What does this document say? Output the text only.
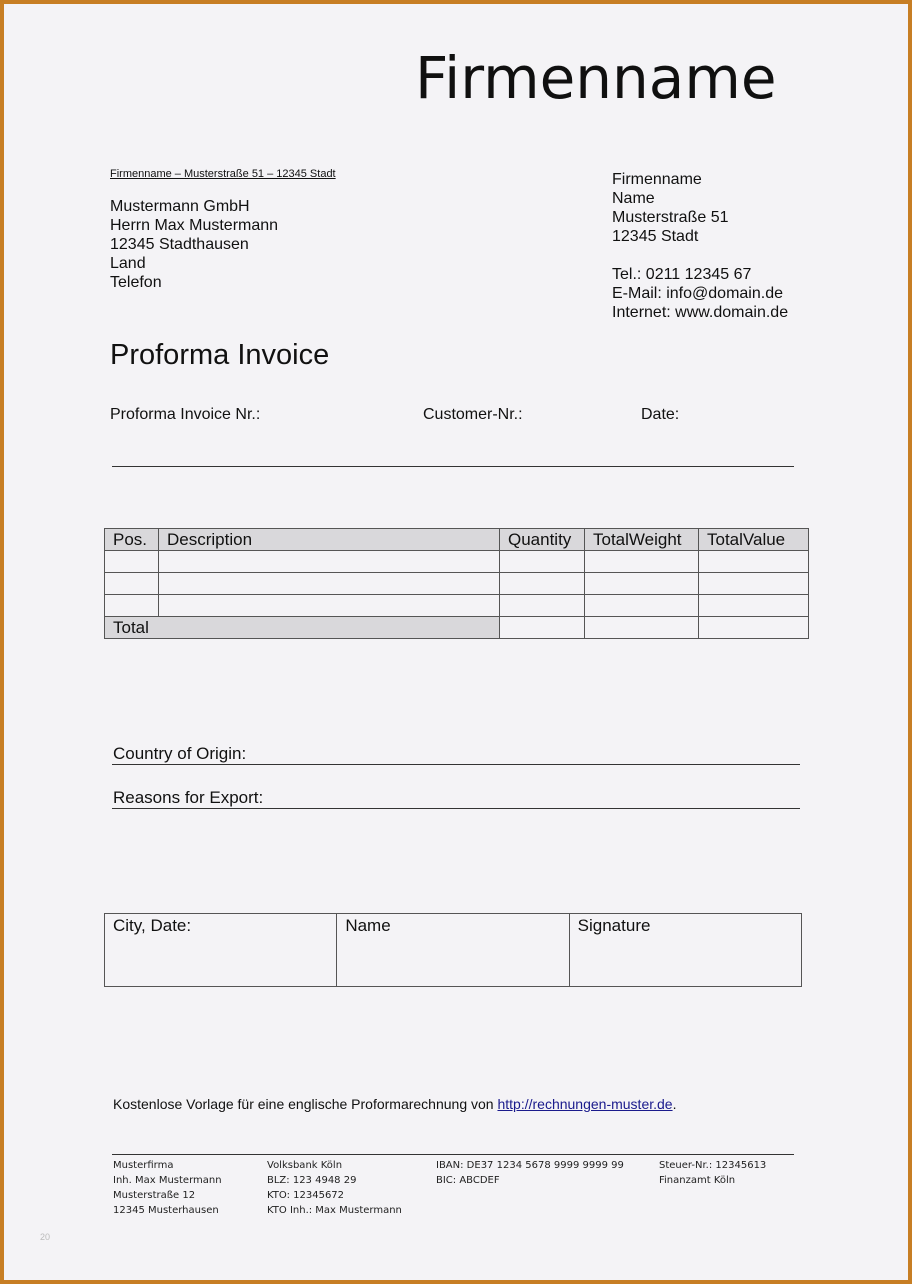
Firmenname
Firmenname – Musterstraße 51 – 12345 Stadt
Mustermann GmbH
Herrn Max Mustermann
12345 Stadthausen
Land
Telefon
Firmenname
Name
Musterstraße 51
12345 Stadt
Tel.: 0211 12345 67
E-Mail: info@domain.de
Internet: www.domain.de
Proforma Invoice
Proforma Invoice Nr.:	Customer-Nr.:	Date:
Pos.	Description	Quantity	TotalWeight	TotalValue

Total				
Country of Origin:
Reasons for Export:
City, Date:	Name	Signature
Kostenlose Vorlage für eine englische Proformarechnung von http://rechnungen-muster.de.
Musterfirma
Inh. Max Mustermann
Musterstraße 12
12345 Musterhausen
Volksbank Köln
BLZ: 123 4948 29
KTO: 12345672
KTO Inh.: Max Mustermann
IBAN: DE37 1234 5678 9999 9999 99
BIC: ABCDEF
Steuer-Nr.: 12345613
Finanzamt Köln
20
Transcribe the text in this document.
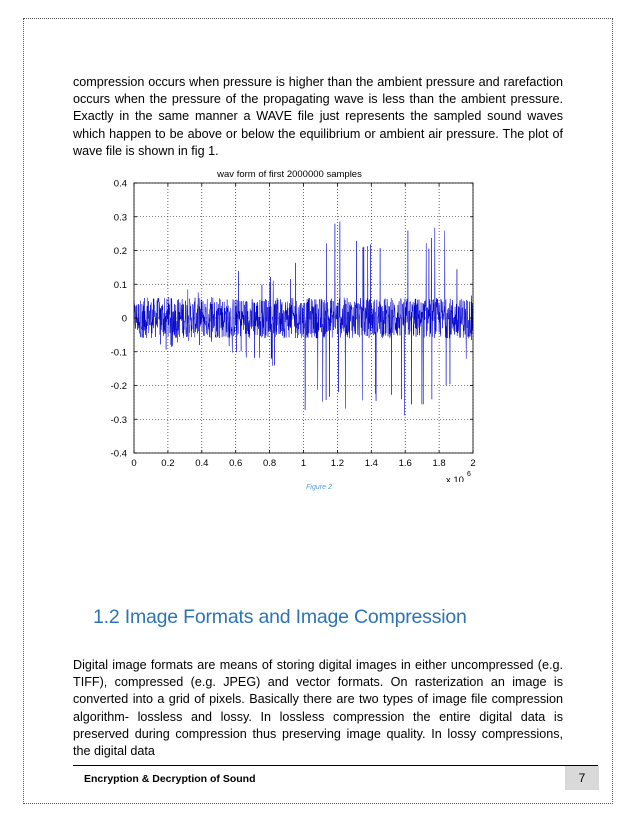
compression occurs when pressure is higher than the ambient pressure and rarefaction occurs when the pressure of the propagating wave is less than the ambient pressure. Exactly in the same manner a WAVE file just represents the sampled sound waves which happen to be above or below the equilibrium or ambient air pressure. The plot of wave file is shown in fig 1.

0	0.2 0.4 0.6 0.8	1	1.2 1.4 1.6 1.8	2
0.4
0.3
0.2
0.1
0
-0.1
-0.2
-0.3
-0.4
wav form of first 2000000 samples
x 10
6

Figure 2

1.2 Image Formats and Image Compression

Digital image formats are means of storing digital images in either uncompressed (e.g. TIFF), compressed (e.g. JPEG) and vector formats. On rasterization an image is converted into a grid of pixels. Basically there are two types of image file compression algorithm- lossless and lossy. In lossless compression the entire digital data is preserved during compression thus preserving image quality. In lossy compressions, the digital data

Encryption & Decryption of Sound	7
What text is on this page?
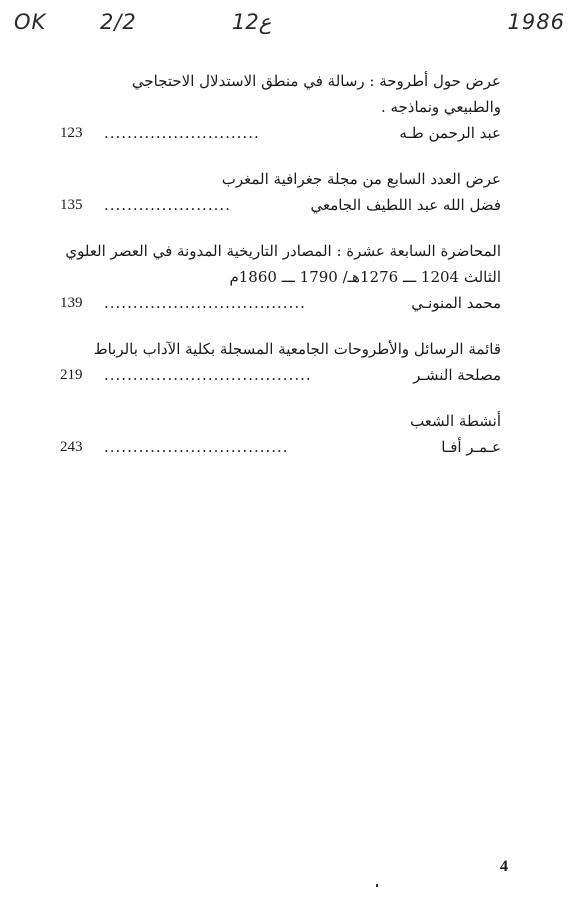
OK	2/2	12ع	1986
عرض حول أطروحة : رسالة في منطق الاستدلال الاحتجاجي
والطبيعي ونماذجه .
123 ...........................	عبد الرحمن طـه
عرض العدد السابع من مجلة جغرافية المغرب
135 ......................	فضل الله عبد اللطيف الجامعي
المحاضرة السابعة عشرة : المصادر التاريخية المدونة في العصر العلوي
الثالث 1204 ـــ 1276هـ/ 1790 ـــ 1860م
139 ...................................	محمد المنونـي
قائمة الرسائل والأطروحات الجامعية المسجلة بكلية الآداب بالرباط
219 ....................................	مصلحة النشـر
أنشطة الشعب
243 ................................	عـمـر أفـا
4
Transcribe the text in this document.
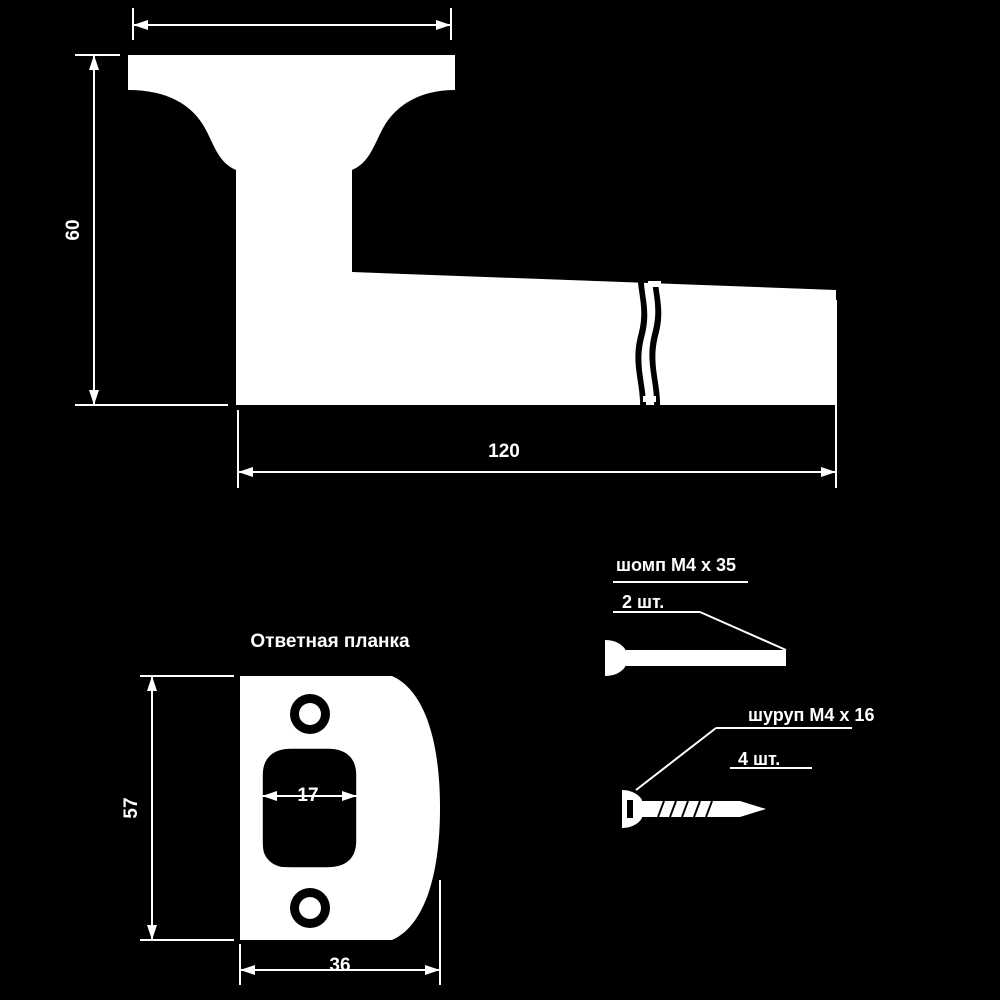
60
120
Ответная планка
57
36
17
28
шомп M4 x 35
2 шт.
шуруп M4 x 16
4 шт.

---

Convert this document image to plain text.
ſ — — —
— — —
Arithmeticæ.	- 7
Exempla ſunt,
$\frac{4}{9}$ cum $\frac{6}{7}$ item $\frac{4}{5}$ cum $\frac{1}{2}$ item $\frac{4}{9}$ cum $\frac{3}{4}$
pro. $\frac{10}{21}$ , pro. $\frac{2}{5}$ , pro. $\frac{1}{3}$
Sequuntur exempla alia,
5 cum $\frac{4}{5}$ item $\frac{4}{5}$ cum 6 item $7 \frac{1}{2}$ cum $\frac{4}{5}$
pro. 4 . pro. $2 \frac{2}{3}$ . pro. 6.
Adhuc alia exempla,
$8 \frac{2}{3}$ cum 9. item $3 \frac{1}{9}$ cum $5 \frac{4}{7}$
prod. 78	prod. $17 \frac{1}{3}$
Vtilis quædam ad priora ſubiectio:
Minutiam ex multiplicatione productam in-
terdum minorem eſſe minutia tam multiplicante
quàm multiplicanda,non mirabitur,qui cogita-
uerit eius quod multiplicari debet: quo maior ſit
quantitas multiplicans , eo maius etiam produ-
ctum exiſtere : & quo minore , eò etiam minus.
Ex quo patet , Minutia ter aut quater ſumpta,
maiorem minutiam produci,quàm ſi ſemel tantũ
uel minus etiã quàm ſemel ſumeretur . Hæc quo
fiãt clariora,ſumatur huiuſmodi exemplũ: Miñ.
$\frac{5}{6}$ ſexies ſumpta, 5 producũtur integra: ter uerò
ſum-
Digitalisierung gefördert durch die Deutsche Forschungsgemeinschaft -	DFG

• [The problem]: Copy out each line of the entries that holds "quàm".

• [Full solution]:
quàm multiplicanda,non mirabitur,qui cogita-
maiorem minutiam produci,quàm ſi ſemel tantũ
uel minus etiã quàm ſemel ſumeretur . Hæc quo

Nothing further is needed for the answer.